Collected data

━━━━━━━━━━

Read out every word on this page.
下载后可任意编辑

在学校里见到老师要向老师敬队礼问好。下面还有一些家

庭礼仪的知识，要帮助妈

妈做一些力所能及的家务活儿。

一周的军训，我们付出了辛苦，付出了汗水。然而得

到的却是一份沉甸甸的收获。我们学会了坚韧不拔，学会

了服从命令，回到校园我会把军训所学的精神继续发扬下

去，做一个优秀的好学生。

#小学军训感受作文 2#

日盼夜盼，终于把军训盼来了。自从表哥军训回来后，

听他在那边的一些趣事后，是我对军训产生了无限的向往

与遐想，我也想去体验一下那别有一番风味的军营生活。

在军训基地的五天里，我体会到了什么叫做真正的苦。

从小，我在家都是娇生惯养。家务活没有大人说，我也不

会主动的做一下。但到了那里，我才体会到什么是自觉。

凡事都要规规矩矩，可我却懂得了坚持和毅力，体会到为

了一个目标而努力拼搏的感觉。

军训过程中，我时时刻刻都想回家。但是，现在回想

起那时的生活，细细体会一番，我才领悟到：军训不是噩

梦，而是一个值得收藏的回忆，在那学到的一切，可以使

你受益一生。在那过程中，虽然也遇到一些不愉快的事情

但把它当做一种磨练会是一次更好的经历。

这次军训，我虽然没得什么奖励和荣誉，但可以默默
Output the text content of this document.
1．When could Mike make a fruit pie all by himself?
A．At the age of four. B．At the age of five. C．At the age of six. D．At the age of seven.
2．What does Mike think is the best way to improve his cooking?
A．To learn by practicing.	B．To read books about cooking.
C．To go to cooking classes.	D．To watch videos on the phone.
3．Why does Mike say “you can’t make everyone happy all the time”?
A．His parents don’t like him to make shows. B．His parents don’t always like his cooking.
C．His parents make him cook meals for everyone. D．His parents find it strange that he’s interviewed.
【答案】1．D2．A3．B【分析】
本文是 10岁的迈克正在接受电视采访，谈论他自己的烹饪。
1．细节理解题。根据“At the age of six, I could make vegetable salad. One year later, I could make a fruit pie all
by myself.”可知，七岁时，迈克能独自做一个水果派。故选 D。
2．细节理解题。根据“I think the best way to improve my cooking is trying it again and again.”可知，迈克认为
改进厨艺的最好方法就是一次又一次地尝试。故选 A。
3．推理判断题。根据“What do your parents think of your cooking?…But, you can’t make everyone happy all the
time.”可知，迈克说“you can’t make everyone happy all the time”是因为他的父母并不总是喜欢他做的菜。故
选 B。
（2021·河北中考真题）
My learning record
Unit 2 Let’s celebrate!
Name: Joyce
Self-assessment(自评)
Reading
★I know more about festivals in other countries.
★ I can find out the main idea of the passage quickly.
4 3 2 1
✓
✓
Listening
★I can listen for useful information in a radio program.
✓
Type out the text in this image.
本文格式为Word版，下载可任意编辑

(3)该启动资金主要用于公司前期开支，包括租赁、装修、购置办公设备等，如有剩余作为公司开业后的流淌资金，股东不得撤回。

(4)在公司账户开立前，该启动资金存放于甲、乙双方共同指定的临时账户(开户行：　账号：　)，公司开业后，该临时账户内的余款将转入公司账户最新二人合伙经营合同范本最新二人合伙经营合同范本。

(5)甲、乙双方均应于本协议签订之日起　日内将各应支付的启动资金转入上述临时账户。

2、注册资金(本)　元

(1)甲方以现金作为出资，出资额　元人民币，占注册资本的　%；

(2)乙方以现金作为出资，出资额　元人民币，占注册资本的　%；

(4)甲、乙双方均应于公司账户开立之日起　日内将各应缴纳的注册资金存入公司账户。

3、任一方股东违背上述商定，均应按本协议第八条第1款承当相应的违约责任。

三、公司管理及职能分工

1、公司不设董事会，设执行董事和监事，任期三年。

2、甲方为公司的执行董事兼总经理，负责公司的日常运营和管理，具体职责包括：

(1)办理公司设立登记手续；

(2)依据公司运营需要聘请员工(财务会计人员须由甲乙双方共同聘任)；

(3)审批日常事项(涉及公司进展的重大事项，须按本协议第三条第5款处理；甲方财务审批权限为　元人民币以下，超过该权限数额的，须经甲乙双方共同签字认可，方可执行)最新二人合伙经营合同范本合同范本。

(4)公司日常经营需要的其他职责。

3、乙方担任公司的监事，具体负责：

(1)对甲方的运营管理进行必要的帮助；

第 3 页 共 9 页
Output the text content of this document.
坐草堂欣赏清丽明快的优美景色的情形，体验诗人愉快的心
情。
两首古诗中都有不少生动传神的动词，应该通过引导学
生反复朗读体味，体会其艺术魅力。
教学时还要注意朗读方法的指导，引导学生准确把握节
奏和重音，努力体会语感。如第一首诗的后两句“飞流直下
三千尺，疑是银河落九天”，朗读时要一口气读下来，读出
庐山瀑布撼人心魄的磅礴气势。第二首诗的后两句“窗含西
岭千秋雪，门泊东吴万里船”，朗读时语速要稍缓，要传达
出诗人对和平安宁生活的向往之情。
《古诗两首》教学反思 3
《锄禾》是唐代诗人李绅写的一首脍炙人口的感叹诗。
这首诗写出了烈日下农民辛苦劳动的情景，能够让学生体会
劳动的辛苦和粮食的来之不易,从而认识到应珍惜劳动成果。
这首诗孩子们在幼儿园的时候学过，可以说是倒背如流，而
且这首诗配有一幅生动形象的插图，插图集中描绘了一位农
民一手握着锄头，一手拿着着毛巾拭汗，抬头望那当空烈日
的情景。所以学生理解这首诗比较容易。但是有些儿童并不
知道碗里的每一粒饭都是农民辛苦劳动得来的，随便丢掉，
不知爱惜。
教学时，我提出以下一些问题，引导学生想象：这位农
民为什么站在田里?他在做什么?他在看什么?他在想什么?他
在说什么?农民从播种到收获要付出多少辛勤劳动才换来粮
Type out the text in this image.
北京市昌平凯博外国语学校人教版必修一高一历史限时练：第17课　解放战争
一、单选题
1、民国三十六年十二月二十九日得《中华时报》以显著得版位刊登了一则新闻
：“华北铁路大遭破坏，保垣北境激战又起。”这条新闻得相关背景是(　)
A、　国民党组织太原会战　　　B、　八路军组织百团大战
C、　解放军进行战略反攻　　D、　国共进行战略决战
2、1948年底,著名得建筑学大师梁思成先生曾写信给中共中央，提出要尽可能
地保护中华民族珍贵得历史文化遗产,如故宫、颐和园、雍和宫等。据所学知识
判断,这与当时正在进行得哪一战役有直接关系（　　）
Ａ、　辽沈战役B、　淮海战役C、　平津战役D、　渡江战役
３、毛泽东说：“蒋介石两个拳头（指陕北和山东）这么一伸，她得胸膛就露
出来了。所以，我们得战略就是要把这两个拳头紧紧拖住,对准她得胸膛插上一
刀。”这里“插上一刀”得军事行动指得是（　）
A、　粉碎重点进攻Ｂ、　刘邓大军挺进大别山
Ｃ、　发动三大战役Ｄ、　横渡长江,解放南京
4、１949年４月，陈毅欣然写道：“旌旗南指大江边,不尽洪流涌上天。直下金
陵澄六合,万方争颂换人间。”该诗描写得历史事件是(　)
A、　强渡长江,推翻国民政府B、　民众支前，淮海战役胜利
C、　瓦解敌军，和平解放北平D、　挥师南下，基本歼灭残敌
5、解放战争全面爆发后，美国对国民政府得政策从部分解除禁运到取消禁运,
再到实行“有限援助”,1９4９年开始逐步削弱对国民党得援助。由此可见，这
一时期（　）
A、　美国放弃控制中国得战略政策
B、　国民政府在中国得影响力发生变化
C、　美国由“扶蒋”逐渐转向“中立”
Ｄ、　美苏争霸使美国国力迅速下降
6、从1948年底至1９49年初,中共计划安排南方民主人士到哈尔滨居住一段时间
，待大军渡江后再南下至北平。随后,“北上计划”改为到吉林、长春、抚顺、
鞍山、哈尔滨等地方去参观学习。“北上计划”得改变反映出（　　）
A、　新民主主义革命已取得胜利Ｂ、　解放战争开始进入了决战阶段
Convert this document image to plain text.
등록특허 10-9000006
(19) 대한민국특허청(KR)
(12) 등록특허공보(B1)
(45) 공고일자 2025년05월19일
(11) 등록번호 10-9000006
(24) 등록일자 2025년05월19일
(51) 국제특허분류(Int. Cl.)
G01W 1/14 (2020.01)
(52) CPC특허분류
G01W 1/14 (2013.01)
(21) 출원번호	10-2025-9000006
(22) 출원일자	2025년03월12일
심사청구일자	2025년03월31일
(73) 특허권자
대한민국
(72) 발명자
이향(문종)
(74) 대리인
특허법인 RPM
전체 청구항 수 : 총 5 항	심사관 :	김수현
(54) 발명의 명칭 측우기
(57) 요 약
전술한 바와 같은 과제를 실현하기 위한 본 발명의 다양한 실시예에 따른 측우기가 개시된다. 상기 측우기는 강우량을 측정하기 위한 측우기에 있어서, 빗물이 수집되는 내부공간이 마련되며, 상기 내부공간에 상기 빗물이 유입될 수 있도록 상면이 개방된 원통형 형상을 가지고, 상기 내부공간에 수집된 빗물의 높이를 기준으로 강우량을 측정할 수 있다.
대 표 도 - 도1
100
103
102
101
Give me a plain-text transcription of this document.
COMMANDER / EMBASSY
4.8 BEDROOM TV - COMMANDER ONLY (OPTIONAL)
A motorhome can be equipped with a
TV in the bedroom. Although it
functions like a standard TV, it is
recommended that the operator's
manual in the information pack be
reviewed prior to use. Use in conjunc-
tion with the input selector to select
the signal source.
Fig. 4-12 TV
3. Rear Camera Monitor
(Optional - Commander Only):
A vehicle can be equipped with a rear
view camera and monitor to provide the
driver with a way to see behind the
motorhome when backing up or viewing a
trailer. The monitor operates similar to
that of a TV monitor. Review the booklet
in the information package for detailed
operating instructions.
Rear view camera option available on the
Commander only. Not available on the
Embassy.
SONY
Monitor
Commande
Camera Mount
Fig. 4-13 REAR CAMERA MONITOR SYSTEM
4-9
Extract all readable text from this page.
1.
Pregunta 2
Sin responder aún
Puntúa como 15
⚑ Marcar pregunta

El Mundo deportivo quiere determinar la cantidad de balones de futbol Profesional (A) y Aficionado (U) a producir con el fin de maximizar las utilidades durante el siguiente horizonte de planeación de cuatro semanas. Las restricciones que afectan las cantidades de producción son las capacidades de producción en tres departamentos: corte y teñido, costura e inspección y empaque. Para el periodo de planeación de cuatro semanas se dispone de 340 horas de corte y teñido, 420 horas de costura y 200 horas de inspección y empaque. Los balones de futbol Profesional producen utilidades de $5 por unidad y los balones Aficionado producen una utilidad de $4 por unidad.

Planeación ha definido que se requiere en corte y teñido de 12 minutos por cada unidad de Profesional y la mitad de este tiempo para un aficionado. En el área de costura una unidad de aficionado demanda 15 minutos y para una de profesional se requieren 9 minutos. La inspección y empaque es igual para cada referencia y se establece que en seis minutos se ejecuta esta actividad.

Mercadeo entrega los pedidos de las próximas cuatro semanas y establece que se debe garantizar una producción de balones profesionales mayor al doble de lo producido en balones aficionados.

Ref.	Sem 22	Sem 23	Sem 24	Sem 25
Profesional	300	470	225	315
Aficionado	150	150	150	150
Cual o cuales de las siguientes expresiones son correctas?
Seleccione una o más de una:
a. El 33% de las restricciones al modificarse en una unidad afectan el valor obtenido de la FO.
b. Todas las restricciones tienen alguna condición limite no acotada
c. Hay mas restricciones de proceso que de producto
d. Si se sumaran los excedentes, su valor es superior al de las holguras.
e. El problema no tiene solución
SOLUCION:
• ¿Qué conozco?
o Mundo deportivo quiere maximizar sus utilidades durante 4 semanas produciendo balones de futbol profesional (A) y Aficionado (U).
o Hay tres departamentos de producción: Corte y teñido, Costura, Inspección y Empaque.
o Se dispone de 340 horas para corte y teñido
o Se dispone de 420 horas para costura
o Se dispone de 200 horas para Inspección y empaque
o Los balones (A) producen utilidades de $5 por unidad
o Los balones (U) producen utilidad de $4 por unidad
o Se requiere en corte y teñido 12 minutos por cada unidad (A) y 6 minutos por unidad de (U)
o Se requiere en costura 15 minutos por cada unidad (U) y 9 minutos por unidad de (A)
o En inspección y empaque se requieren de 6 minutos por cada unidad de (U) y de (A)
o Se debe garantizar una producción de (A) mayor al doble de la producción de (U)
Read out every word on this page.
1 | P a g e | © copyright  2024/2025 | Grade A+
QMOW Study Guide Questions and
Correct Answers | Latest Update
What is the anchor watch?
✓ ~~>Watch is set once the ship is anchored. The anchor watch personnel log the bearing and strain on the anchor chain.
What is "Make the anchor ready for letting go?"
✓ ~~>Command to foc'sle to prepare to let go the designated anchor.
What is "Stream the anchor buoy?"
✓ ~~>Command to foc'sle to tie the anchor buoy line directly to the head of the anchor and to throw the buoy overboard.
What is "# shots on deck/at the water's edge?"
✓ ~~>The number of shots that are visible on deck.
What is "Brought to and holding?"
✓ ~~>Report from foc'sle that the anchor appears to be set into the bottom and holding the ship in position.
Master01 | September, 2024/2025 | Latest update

━━━━━━━━━━

**Short problem**: Your task is to gather all lines from the entries above that hold the word "anchor".

**Exercise response**:
What is the anchor watch?
✓ ~~>Watch is set once the ship is anchored. The anchor watch personnel log the bearing and strain on the anchor chain.
What is "Make the anchor ready for letting go?"
✓ ~~>Command to foc'sle to prepare to let go the designated anchor.
What is "Stream the anchor buoy?"
✓ ~~>Command to foc'sle to tie the anchor buoy line directly to the head of the anchor and to throw the buoy overboard.
✓ ~~>Report from foc'sle that the anchor appears to be set into the bottom and holding the ship in position.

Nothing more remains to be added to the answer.